**TASK BRIEF**. Copy every line of the records below that holds the word "general".

**INPUT MATERIAL**.
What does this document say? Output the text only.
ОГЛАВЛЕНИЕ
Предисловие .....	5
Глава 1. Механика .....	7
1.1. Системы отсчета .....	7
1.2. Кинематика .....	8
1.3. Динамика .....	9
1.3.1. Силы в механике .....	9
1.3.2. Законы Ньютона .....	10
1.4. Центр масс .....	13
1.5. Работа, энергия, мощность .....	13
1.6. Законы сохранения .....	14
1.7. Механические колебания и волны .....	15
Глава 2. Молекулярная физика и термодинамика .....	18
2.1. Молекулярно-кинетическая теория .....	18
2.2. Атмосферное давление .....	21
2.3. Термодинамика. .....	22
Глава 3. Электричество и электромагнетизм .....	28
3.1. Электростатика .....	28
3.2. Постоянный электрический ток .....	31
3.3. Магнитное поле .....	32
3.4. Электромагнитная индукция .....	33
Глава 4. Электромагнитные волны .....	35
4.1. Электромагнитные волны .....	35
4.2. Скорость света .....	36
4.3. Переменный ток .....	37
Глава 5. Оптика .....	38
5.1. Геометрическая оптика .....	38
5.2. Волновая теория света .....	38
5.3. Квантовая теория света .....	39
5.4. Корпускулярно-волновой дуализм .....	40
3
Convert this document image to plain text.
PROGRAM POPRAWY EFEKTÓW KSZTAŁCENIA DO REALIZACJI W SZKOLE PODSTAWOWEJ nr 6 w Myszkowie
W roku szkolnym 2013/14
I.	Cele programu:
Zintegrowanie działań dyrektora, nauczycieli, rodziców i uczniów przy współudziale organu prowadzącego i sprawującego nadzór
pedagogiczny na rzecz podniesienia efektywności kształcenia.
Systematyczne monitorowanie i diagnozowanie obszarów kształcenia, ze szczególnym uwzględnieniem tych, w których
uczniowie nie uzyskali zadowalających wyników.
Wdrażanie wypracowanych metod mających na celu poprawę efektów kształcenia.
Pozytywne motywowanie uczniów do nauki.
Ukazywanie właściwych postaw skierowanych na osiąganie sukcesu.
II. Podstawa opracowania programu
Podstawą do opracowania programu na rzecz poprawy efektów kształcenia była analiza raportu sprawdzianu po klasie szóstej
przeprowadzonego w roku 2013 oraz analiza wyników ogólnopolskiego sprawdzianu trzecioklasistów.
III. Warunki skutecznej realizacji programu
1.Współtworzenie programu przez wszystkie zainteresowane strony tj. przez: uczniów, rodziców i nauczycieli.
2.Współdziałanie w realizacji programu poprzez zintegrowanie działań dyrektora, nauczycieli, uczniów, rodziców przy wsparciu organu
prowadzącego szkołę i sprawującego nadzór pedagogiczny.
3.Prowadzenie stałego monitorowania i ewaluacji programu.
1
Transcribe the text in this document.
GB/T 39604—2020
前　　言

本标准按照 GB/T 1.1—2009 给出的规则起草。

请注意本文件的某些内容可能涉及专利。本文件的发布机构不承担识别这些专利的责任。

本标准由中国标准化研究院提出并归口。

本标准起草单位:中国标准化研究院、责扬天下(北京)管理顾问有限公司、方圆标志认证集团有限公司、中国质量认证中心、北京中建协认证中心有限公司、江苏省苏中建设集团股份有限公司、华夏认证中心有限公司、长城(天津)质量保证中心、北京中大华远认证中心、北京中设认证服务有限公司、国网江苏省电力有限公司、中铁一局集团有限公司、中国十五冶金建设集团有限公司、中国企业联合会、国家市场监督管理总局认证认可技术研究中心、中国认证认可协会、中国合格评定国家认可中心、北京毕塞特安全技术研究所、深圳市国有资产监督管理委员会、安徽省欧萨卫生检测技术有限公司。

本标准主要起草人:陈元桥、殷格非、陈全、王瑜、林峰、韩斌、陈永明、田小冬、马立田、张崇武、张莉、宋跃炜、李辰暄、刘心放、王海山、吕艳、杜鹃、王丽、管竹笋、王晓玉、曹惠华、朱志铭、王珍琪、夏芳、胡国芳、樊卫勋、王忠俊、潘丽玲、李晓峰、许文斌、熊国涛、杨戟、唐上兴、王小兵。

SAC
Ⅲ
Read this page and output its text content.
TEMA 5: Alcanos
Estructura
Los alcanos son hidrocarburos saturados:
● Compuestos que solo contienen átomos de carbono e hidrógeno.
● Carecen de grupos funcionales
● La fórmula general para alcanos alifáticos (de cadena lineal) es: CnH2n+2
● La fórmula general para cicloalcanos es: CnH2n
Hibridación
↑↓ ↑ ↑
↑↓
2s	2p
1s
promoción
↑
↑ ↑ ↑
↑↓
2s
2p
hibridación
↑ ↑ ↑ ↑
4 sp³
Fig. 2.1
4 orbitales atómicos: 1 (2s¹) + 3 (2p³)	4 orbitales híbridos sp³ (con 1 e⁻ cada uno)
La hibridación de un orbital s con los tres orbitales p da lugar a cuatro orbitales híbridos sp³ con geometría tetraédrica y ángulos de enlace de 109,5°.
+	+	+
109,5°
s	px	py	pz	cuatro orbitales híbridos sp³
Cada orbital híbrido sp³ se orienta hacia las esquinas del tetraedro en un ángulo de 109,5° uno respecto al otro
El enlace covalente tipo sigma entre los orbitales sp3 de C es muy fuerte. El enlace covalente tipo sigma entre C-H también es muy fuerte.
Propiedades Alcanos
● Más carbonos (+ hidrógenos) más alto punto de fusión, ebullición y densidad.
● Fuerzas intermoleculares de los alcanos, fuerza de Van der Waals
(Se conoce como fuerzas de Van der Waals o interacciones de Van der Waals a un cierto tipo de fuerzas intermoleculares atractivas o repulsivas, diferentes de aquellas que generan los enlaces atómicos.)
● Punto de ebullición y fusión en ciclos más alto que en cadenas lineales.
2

**SOLVED EXERCISE**.
● La fórmula general para alcanos alifáticos (de cadena lineal) es: CnH2n+2
● La fórmula general para cicloalcanos es: CnH2n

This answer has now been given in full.